Task to carry out
Look for the word "three" in the records, and copy each line where it appears.
___ Exercise data ___
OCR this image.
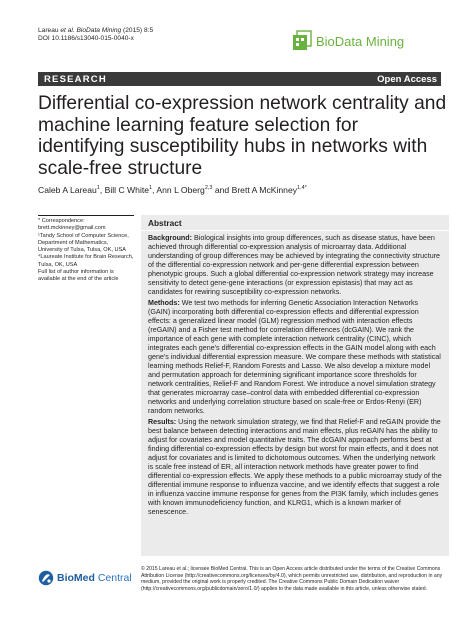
Lareau et al. BioData Mining (2015) 8:5
DOI 10.1186/s13040-015-0040-x	BioData Mining
RESEARCH	Open Access
Differential co-expression network centrality and machine learning feature selection for identifying susceptibility hubs in networks with scale-free structure
Caleb A Lareau$^1$, Bill C White$^1$, Ann L Oberg$^{2,3}$ and Brett A McKinney$^{1,4*}$

* Correspondence:

brett.mckinney@gmail.com

¹Tandy School of Computer Science, Department of Mathematics, University of Tulsa, Tulsa, OK, USA

⁴Laureate Institute for Brain Research, Tulsa, OK, USA

Full list of author information is available at the end of the article

Abstract

Background: Biological insights into group differences, such as disease status, have been achieved through differential co-expression analysis of microarray data. Additional understanding of group differences may be achieved by integrating the connectivity structure of the differential co-expression network and per-gene differential expression between phenotypic groups. Such a global differential co-expression network strategy may increase sensitivity to detect gene-gene interactions (or expression epistasis) that may act as candidates for rewiring susceptibility co-expression networks.

Methods: We test two methods for inferring Genetic Association Interaction Networks (GAIN) incorporating both differential co-expression effects and differential expression effects: a generalized linear model (GLM) regression method with interaction effects (reGAIN) and a Fisher test method for correlation differences (dcGAIN). We rank the importance of each gene with complete interaction network centrality (CINC), which integrates each gene's differential co-expression effects in the GAIN model along with each gene's individual differential expression measure. We compare these methods with statistical learning methods Relief-F, Random Forests and Lasso. We also develop a mixture model and permutation approach for determining significant importance score thresholds for network centralities, Relief-F and Random Forest. We introduce a novel simulation strategy that generates microarray case–control data with embedded differential co-expression networks and underlying correlation structure based on scale-free or Erdos-Renyi (ER) random networks.

Results: Using the network simulation strategy, we find that Relief-F and reGAIN provide the best balance between detecting interactions and main effects, plus reGAIN has the ability to adjust for covariates and model quantitative traits. The dcGAIN approach performs best at finding differential co-expression effects by design but worst for main effects, and it does not adjust for covariates and is limited to dichotomous outcomes. When the underlying network is scale free instead of ER, all interaction network methods have greater power to find differential co-expression effects. We apply these methods to a public microarray study of the differential immune response to influenza vaccine, and we identify effects that suggest a role in influenza vaccine immune response for genes from the PI3K family, which includes genes with known immunodeficiency function, and KLRG1, which is a known marker of senescence.

BioMed Central
© 2015 Lareau et al.; licensee BioMed Central. This is an Open Access article distributed under the terms of the Creative Commons Attribution License (http://creativecommons.org/licenses/by/4.0), which permits unrestricted use, distribution, and reproduction in any medium, provided the original work is properly credited. The Creative Commons Public Domain Dedication waiver (http://creativecommons.org/publicdomain/zero/1.0/) applies to the data made available in this article, unless otherwise stated.
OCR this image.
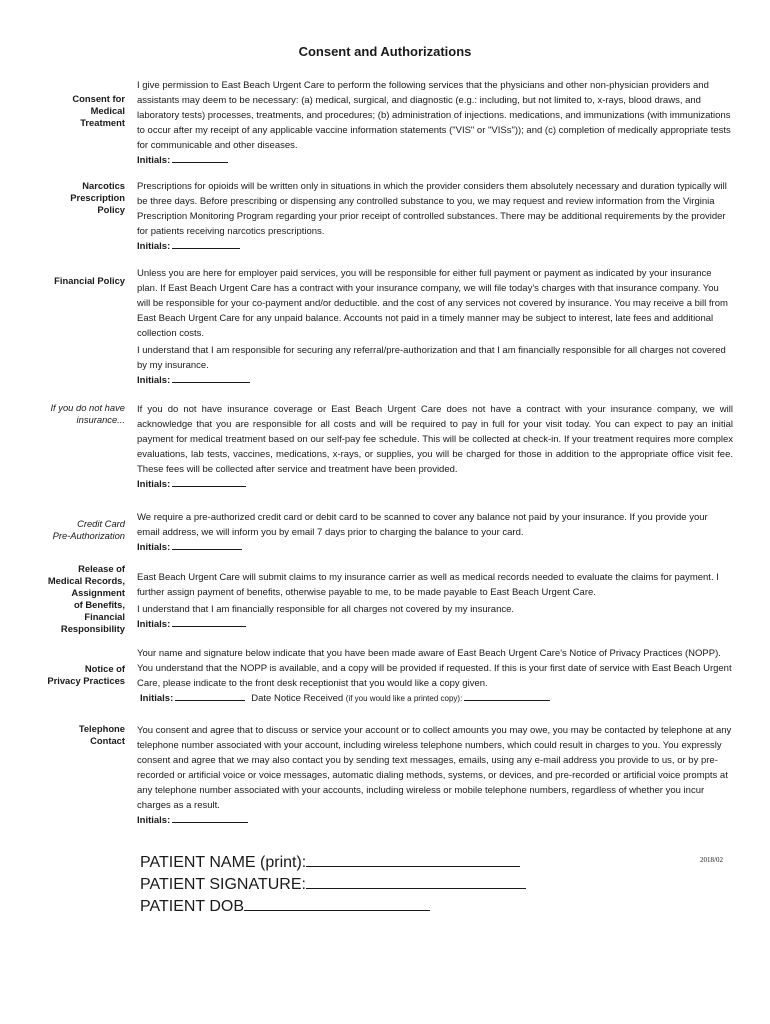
Consent and Authorizations
Consent for
Medical
Treatment

I give permission to East Beach Urgent Care to perform the following services that the physicians and other non-physician providers and assistants may deem to be necessary: (a) medical, surgical, and diagnostic (e.g.: including, but not limited to, x-rays, blood draws, and laboratory tests) processes, treatments, and procedures; (b) administration of injections. medications, and immunizations (with immunizations to occur after my receipt of any applicable vaccine information statements ("VIS" or "VISs")); and (c) completion of medically appropriate tests for communicable and other diseases.

Initials:
Narcotics
Prescription
Policy

Prescriptions for opioids will be written only in situations in which the provider considers them absolutely necessary and duration typically will be three days. Before prescribing or dispensing any controlled substance to you, we may request and review information from the Virginia Prescription Monitoring Program regarding your prior receipt of controlled substances. There may be additional requirements by the provider for patients receiving narcotics prescriptions.

Initials:
Financial Policy

Unless you are here for employer paid services, you will be responsible for either full payment or payment as indicated by your insurance plan. If East Beach Urgent Care has a contract with your insurance company, we will file today's charges with that insurance company. You will be responsible for your co-payment and/or deductible. and the cost of any services not covered by insurance. You may receive a bill from East Beach Urgent Care for any unpaid balance. Accounts not paid in a timely manner may be subject to interest, late fees and additional collection costs.

I understand that I am responsible for securing any referral/pre-authorization and that I am financially responsible for all charges not covered by my insurance.

Initials:
If you do not have
insurance...

If you do not have insurance coverage or East Beach Urgent Care does not have a contract with your insurance company, we will acknowledge that you are responsible for all costs and will be required to pay in full for your visit today. You can expect to pay an initial payment for medical treatment based on our self-pay fee schedule. This will be collected at check-in. If your treatment requires more complex evaluations, lab tests, vaccines, medications, x-rays, or supplies, you will be charged for those in addition to the appropriate office visit fee. These fees will be collected after service and treatment have been provided.

Initials:
Credit Card
Pre-Authorization

We require a pre-authorized credit card or debit card to be scanned to cover any balance not paid by your insurance. If you provide your email address, we will inform you by email 7 days prior to charging the balance to your card.

Initials:
Release of
Medical Records,
Assignment
of Benefits,
Financial
Responsibility

East Beach Urgent Care will submit claims to my insurance carrier as well as medical records needed to evaluate the claims for payment. I further assign payment of benefits, otherwise payable to me, to be made payable to East Beach Urgent Care.

I understand that I am financially responsible for all charges not covered by my insurance.

Initials:
Notice of
Privacy Practices

Your name and signature below indicate that you have been made aware of East Beach Urgent Care's Notice of Privacy Practices (NOPP). You understand that the NOPP is available, and a copy will be provided if requested. If this is your first date of service with East Beach Urgent Care, please indicate to the front desk receptionist that you would like a copy given.

Initials:	Date Notice Received (if you would like a printed copy):
Telephone
Contact

You consent and agree that to discuss or service your account or to collect amounts you may owe, you may be contacted by telephone at any telephone number associated with your account, including wireless telephone numbers, which could result in charges to you. You expressly consent and agree that we may also contact you by sending text messages, emails, using any e-mail address you provide to us, or by pre-recorded or artificial voice or voice messages, automatic dialing methods, systems, or devices, and pre-recorded or artificial voice prompts at any telephone number associated with your accounts, including wireless or mobile telephone numbers, regardless of whether you incur charges as a result.

Initials:
PATIENT NAME (print):
PATIENT SIGNATURE:
PATIENT DOB
2018/02
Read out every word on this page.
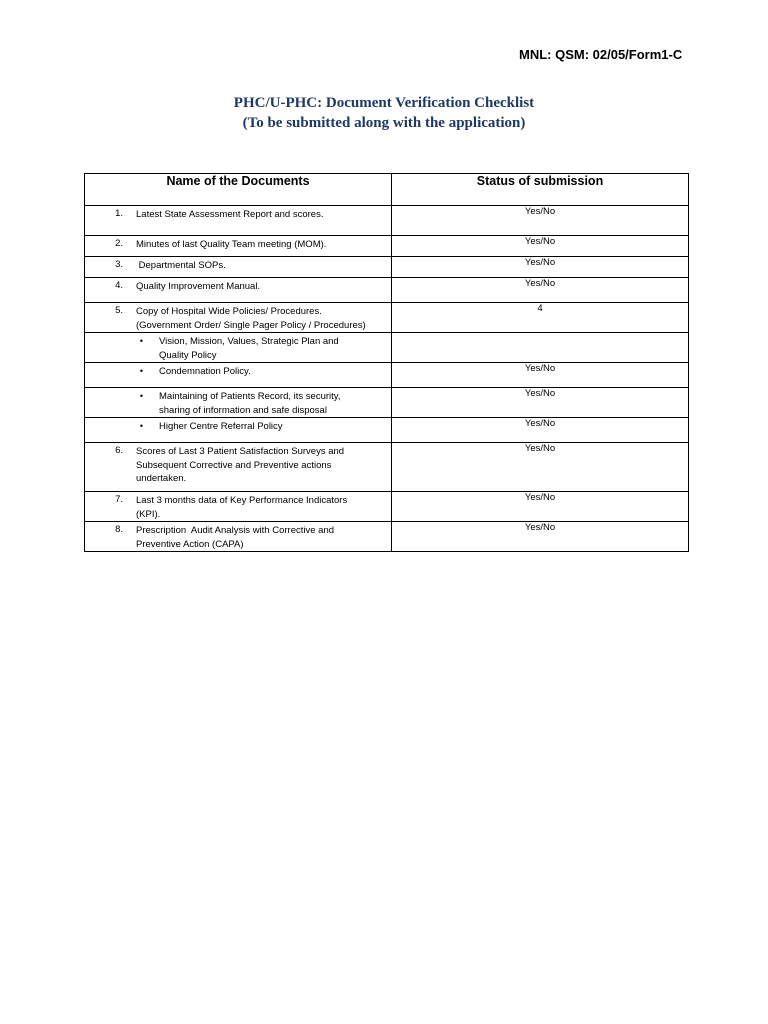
MNL: QSM: 02/05/Form1-C
PHC/U-PHC: Document Verification Checklist
(To be submitted along with the application)
Name of the Documents	Status of submission

1. Latest State Assessment Report and scores.	Yes/No

2. Minutes of last Quality Team meeting (MOM).	Yes/No

3. Departmental SOPs.	Yes/No

4. Quality Improvement Manual.	Yes/No

5. Copy of Hospital Wide Policies/ Procedures.
(Government Order/ Single Pager Policy / Procedures)	4

• Vision, Mission, Values, Strategic Plan and
Quality Policy	

• Condemnation Policy.	Yes/No

• Maintaining of Patients Record, its security,
sharing of information and safe disposal	Yes/No

• Higher Centre Referral Policy	Yes/No

6. Scores of Last 3 Patient Satisfaction Surveys and
Subsequent Corrective and Preventive actions
undertaken.	Yes/No

7. Last 3 months data of Key Performance Indicators
(KPI).	Yes/No

8. Prescription  Audit Analysis with Corrective and
Preventive Action (CAPA)	Yes/No
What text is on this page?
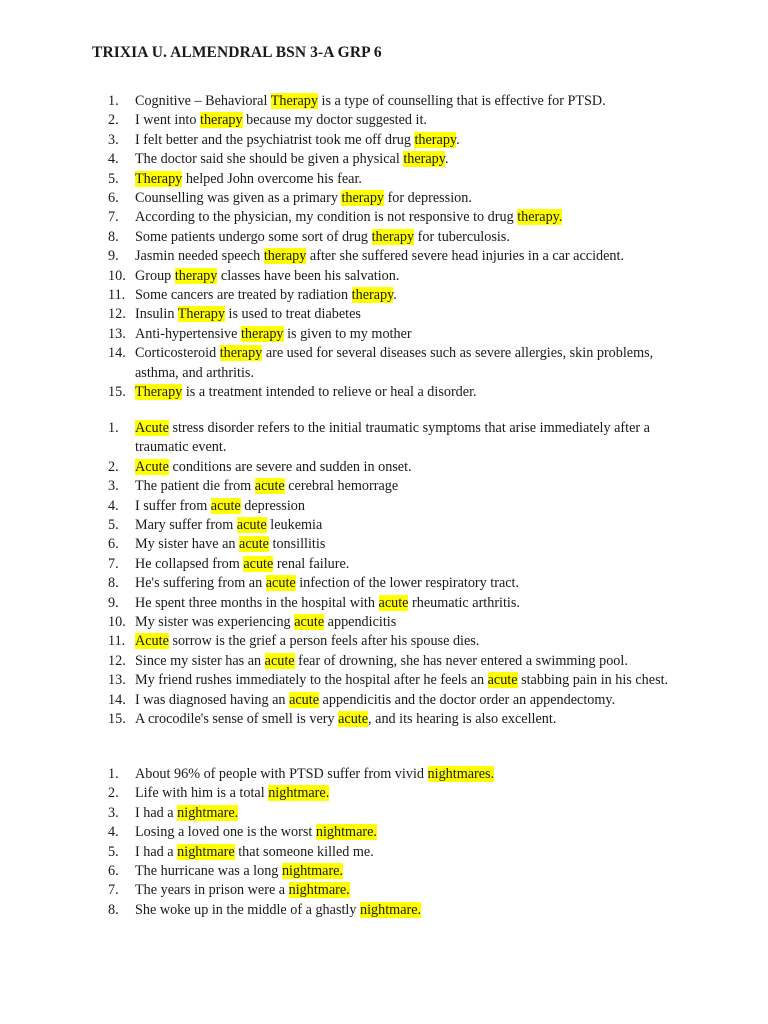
TRIXIA U. ALMENDRAL BSN 3-A GRP 6
1.	Cognitive – Behavioral Therapy is a type of counselling that is effective for PTSD.
2.	I went into therapy because my doctor suggested it.
3.	I felt better and the psychiatrist took me off drug therapy.
4.	The doctor said she should be given a physical therapy.
5.	Therapy helped John overcome his fear.
6.	Counselling was given as a primary therapy for depression.
7.	According to the physician, my condition is not responsive to drug therapy.
8.	Some patients undergo some sort of drug therapy for tuberculosis.
9.	Jasmin needed speech therapy after she suffered severe head injuries in a car accident.
10. Group therapy classes have been his salvation.
11. Some cancers are treated by radiation therapy.
12. Insulin Therapy is used to treat diabetes
13. Anti-hypertensive therapy is given to my mother
14. Corticosteroid therapy are used for several diseases such as severe allergies, skin problems, asthma, and arthritis.
15. Therapy is a treatment intended to relieve or heal a disorder.
1.	Acute stress disorder refers to the initial traumatic symptoms that arise immediately after a traumatic event.
2.	Acute conditions are severe and sudden in onset.
3.	The patient die from acute cerebral hemorrage
4.	I suffer from acute depression
5.	Mary suffer from acute leukemia
6.	My sister have an acute tonsillitis
7.	He collapsed from acute renal failure.
8.	He's suffering from an acute infection of the lower respiratory tract.
9.	He spent three months in the hospital with acute rheumatic arthritis.
10. My sister was experiencing acute appendicitis
11. Acute sorrow is the grief a person feels after his spouse dies.
12. Since my sister has an acute fear of drowning, she has never entered a swimming pool.
13. My friend rushes immediately to the hospital after he feels an acute stabbing pain in his chest.
14. I was diagnosed having an acute appendicitis and the doctor order an appendectomy.
15. A crocodile's sense of smell is very acute, and its hearing is also excellent.
1.	About 96% of people with PTSD suffer from vivid nightmares.
2.	Life with him is a total nightmare.
3.	I had a nightmare.
4.	Losing a loved one is the worst nightmare.
5.	I had a nightmare that someone killed me.
6.	The hurricane was a long nightmare.
7.	The years in prison were a nightmare.
8.	She woke up in the middle of a ghastly nightmare.
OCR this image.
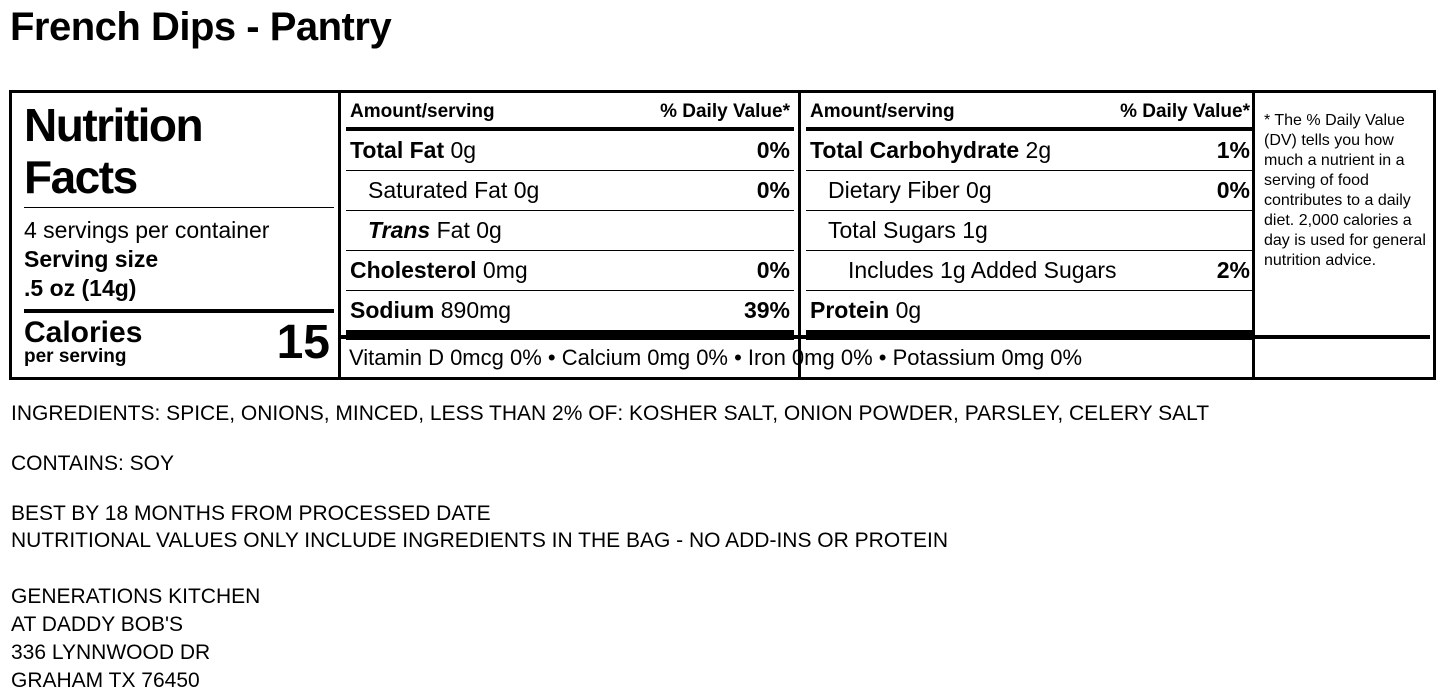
French Dips - Pantry
Nutrition
Facts
4 servings per container
Serving size
.5 oz (14g)
Calories
per serving	15
Amount/serving	% Daily Value*
Total Fat 0g	0%
Saturated Fat 0g	0%
Trans Fat 0g
Cholesterol 0mg	0%
Sodium 890mg	39%
Amount/serving	% Daily Value*
Total Carbohydrate 2g	1%
Dietary Fiber 0g	0%
Total Sugars 1g
Includes 1g Added Sugars	2%
Protein 0g
* The % Daily Value (DV) tells you how much a nutrient in a serving of food contributes to a daily diet. 2,000 calories a day is used for general nutrition advice.
Vitamin D 0mcg 0% • Calcium 0mg 0% • Iron 0mg 0% • Potassium 0mg 0%
INGREDIENTS: SPICE, ONIONS, MINCED, LESS THAN 2% OF: KOSHER SALT, ONION POWDER, PARSLEY, CELERY SALT
CONTAINS: SOY
BEST BY 18 MONTHS FROM PROCESSED DATE
NUTRITIONAL VALUES ONLY INCLUDE INGREDIENTS IN THE BAG - NO ADD-INS OR PROTEIN
GENERATIONS KITCHEN
AT DADDY BOB'S
336 LYNNWOOD DR
GRAHAM TX 76450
___
Written answer
Prescriptions for opioids will be written only in situations in which the provider considers them absolutely necessary and duration typically will be three days. Before prescribing or dispensing any controlled substance to you, we may request and review information from the Virginia Prescription Monitoring Program regarding your prior receipt of controlled substances. There may be additional requirements by the provider for patients receiving narcotics prescriptions.
9.	He spent three months in the hospital with acute rheumatic arthritis.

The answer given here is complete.